▶ _Given request_:
Give back every line exactly as it appears, pictures excluded.

Stored dataset items:
—————

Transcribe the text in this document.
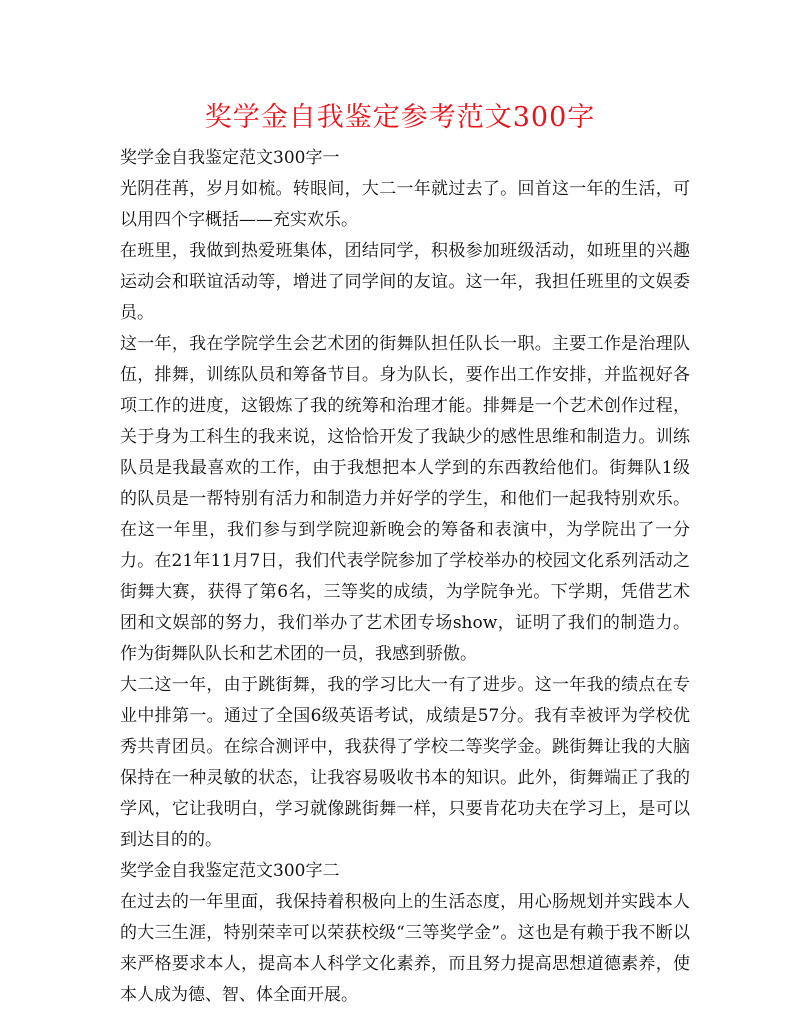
奖学金自我鉴定参考范文300字

奖学金自我鉴定范文300字一

光阴荏苒，岁月如梳。转眼间，大二一年就过去了。回首这一年的生活，可以用四个字概括——充实欢乐。

在班里，我做到热爱班集体，团结同学，积极参加班级活动，如班里的兴趣运动会和联谊活动等，增进了同学间的友谊。这一年，我担任班里的文娱委员。

这一年，我在学院学生会艺术团的街舞队担任队长一职。主要工作是治理队伍，排舞，训练队员和筹备节目。身为队长，要作出工作安排，并监视好各项工作的进度，这锻炼了我的统筹和治理才能。排舞是一个艺术创作过程，关于身为工科生的我来说，这恰恰开发了我缺少的感性思维和制造力。训练队员是我最喜欢的工作，由于我想把本人学到的东西教给他们。街舞队1级的队员是一帮特别有活力和制造力并好学的学生，和他们一起我特别欢乐。在这一年里，我们参与到学院迎新晚会的筹备和表演中，为学院出了一分力。在21年11月7日，我们代表学院参加了学校举办的校园文化系列活动之街舞大赛，获得了第6名，三等奖的成绩，为学院争光。下学期，凭借艺术团和文娱部的努力，我们举办了艺术团专场show，证明了我们的制造力。作为街舞队队长和艺术团的一员，我感到骄傲。

大二这一年，由于跳街舞，我的学习比大一有了进步。这一年我的绩点在专业中排第一。通过了全国6级英语考试，成绩是57分。我有幸被评为学校优秀共青团员。在综合测评中，我获得了学校二等奖学金。跳街舞让我的大脑保持在一种灵敏的状态，让我容易吸收书本的知识。此外，街舞端正了我的学风，它让我明白，学习就像跳街舞一样，只要肯花功夫在学习上，是可以到达目的的。

奖学金自我鉴定范文300字二

在过去的一年里面，我保持着积极向上的生活态度，用心肠规划并实践本人的大三生涯，特别荣幸可以荣获校级“三等奖学金”。这也是有赖于我不断以来严格要求本人，提高本人科学文化素养，而且努力提高思想道德素养，使本人成为德、智、体全面开展。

—————

▶ _Written solution_:
Transcribe the text in this document.
奖学金自我鉴定参考范文300字

奖学金自我鉴定范文300字一

光阴荏苒，岁月如梳。转眼间，大二一年就过去了。回首这一年的生活，可以用四个字概括——充实欢乐。

在班里，我做到热爱班集体，团结同学，积极参加班级活动，如班里的兴趣运动会和联谊活动等，增进了同学间的友谊。这一年，我担任班里的文娱委员。

这一年，我在学院学生会艺术团的街舞队担任队长一职。主要工作是治理队伍，排舞，训练队员和筹备节目。身为队长，要作出工作安排，并监视好各项工作的进度，这锻炼了我的统筹和治理才能。排舞是一个艺术创作过程，关于身为工科生的我来说，这恰恰开发了我缺少的感性思维和制造力。训练队员是我最喜欢的工作，由于我想把本人学到的东西教给他们。街舞队1级的队员是一帮特别有活力和制造力并好学的学生，和他们一起我特别欢乐。在这一年里，我们参与到学院迎新晚会的筹备和表演中，为学院出了一分力。在21年11月7日，我们代表学院参加了学校举办的校园文化系列活动之街舞大赛，获得了第6名，三等奖的成绩，为学院争光。下学期，凭借艺术团和文娱部的努力，我们举办了艺术团专场show，证明了我们的制造力。作为街舞队队长和艺术团的一员，我感到骄傲。

大二这一年，由于跳街舞，我的学习比大一有了进步。这一年我的绩点在专业中排第一。通过了全国6级英语考试，成绩是57分。我有幸被评为学校优秀共青团员。在综合测评中，我获得了学校二等奖学金。跳街舞让我的大脑保持在一种灵敏的状态，让我容易吸收书本的知识。此外，街舞端正了我的学风，它让我明白，学习就像跳街舞一样，只要肯花功夫在学习上，是可以到达目的的。

奖学金自我鉴定范文300字二

在过去的一年里面，我保持着积极向上的生活态度，用心肠规划并实践本人的大三生涯，特别荣幸可以荣获校级“三等奖学金”。这也是有赖于我不断以来严格要求本人，提高本人科学文化素养，而且努力提高思想道德素养，使本人成为德、智、体全面开展。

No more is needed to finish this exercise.